*DATA EXCERPTS*

## START

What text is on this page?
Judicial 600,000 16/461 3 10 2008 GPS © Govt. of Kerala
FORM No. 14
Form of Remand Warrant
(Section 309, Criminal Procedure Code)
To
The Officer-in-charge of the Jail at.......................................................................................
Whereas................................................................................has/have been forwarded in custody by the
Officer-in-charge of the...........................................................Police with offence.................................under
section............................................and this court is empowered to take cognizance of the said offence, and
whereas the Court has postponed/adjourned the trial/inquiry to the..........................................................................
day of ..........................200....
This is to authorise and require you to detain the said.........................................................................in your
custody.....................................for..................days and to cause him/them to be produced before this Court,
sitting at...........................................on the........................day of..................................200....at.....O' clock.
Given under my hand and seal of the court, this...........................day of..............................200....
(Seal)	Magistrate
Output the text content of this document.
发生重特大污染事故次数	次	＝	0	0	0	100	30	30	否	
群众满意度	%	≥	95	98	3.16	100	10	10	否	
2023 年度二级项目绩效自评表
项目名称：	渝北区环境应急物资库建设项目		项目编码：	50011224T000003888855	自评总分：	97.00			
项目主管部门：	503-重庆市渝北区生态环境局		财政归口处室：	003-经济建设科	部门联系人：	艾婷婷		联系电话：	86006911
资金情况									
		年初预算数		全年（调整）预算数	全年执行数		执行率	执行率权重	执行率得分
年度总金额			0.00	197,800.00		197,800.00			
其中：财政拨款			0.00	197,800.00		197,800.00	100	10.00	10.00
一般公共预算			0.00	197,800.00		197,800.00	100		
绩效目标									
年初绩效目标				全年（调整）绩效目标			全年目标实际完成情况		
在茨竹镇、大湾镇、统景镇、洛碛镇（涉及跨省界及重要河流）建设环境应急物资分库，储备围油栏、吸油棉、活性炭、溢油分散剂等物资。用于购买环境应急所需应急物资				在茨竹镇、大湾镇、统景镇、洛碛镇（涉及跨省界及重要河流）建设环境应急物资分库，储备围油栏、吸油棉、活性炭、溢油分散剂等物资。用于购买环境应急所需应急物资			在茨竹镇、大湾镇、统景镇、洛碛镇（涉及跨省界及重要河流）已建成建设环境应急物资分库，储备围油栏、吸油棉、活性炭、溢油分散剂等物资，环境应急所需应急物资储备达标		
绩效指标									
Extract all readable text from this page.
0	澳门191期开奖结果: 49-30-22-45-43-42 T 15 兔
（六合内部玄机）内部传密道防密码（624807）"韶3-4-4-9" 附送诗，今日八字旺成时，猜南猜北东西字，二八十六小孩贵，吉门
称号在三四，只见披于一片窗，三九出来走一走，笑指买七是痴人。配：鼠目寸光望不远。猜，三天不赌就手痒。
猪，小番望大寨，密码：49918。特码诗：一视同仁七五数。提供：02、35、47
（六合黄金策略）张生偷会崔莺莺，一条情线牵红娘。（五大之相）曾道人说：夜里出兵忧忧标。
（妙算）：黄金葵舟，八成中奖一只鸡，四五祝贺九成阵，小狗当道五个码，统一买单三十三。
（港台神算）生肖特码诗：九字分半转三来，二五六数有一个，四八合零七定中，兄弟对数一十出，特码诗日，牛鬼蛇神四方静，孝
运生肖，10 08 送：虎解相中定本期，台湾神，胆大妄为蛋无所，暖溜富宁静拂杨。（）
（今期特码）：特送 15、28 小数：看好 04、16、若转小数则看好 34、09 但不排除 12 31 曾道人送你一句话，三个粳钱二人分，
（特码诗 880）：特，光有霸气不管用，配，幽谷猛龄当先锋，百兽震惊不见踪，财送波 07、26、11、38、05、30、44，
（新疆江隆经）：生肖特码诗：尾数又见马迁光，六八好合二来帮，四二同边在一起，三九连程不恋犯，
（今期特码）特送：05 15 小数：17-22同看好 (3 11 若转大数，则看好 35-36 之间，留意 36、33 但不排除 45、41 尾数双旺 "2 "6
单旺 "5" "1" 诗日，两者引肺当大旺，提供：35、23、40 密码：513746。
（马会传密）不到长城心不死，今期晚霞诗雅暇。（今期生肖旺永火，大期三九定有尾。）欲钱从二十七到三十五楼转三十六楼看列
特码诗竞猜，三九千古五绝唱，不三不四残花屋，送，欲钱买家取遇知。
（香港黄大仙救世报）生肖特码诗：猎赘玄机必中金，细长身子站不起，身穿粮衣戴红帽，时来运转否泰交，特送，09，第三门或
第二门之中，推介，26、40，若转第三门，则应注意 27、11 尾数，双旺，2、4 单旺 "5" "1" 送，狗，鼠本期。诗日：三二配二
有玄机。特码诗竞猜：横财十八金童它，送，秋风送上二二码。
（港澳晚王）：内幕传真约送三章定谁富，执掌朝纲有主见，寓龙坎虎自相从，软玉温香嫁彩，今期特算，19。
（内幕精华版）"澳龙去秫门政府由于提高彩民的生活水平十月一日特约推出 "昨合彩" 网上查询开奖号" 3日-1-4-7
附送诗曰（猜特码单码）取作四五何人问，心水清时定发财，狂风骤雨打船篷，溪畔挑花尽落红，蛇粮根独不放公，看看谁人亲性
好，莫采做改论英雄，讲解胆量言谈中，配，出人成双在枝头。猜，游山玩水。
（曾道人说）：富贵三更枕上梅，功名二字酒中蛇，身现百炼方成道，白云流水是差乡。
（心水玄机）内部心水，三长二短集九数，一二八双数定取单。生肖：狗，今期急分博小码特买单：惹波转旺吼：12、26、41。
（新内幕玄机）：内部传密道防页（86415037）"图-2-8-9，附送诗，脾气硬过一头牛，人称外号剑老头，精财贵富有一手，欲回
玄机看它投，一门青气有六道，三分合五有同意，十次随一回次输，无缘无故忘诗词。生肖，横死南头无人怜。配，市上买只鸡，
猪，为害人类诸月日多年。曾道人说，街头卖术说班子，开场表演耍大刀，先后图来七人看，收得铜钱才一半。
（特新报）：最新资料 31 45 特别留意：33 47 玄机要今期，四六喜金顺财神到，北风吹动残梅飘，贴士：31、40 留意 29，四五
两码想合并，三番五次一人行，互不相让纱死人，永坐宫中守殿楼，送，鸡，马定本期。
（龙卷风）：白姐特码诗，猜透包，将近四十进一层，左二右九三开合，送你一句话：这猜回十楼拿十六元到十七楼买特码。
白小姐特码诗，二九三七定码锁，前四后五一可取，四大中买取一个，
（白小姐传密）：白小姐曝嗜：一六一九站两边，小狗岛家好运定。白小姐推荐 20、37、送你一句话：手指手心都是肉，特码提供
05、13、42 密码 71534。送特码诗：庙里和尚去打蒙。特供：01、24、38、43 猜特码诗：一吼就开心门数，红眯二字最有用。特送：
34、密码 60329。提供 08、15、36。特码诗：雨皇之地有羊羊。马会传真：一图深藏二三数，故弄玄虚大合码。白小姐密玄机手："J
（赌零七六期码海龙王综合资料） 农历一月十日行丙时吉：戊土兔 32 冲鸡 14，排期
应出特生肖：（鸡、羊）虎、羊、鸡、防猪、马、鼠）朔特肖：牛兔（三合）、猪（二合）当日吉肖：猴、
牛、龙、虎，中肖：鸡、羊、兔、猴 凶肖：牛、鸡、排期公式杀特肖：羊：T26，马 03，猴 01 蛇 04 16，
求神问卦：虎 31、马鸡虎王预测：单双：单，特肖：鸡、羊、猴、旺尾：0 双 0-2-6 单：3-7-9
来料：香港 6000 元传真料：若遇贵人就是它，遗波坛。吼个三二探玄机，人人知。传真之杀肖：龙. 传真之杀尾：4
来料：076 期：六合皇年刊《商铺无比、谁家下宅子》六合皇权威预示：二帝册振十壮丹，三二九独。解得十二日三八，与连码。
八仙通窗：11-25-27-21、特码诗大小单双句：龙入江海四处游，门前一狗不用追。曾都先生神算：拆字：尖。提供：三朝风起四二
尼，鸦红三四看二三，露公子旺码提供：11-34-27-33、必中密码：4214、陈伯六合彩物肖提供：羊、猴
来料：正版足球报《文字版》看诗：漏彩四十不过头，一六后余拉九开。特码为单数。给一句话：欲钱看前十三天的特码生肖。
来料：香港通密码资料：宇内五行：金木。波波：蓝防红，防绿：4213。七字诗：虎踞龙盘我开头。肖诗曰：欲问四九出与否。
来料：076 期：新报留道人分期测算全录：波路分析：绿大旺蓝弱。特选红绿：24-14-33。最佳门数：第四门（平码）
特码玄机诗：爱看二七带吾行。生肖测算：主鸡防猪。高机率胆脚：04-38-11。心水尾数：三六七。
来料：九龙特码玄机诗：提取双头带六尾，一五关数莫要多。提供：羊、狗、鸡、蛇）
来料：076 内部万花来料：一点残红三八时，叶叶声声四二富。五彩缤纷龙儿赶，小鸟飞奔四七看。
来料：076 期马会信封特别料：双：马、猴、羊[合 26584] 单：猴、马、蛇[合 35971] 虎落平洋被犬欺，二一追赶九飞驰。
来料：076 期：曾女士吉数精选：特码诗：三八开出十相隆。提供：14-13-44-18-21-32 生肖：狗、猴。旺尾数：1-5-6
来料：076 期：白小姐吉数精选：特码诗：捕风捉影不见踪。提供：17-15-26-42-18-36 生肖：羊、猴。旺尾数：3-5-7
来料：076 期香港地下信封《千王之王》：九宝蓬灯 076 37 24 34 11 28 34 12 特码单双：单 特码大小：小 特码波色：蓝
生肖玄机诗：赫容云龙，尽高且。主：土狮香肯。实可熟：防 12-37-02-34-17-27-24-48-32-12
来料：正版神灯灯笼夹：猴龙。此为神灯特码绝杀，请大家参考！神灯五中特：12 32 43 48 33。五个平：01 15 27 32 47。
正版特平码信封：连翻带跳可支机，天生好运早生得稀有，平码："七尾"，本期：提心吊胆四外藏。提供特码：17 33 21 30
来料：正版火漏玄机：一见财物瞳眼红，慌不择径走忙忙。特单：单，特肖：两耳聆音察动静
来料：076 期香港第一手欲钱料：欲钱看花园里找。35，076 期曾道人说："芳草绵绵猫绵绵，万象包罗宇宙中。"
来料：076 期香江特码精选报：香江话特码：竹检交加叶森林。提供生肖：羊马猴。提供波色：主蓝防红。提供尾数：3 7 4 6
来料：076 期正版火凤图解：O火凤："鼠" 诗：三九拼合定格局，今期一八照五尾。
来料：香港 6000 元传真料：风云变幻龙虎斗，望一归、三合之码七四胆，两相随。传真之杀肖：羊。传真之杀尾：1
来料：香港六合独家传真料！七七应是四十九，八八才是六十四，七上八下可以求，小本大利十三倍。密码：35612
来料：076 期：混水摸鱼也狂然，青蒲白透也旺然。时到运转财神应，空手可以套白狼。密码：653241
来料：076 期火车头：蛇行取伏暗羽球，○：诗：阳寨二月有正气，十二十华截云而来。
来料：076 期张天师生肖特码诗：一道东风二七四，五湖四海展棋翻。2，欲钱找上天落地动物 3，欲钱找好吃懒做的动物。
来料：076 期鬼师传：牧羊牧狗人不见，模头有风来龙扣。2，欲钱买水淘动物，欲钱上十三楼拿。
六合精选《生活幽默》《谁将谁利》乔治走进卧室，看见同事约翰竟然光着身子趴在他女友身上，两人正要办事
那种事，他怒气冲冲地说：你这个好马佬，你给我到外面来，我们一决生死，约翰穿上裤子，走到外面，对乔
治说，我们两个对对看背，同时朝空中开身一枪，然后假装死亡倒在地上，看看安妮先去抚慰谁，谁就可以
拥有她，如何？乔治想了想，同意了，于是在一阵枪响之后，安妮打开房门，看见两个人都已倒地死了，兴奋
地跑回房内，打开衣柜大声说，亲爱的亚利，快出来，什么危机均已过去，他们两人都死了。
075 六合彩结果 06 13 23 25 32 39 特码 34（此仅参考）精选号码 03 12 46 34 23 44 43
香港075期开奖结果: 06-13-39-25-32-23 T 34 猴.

## END

*AIM OF THE TASK*
Copy all lines from the material that include "custody".

*RESPONSE TO THIS EXERCISE*
Whereas................................................................................has/have been forwarded in custody by the
custody.....................................for..................days and to cause him/them to be produced before this Court,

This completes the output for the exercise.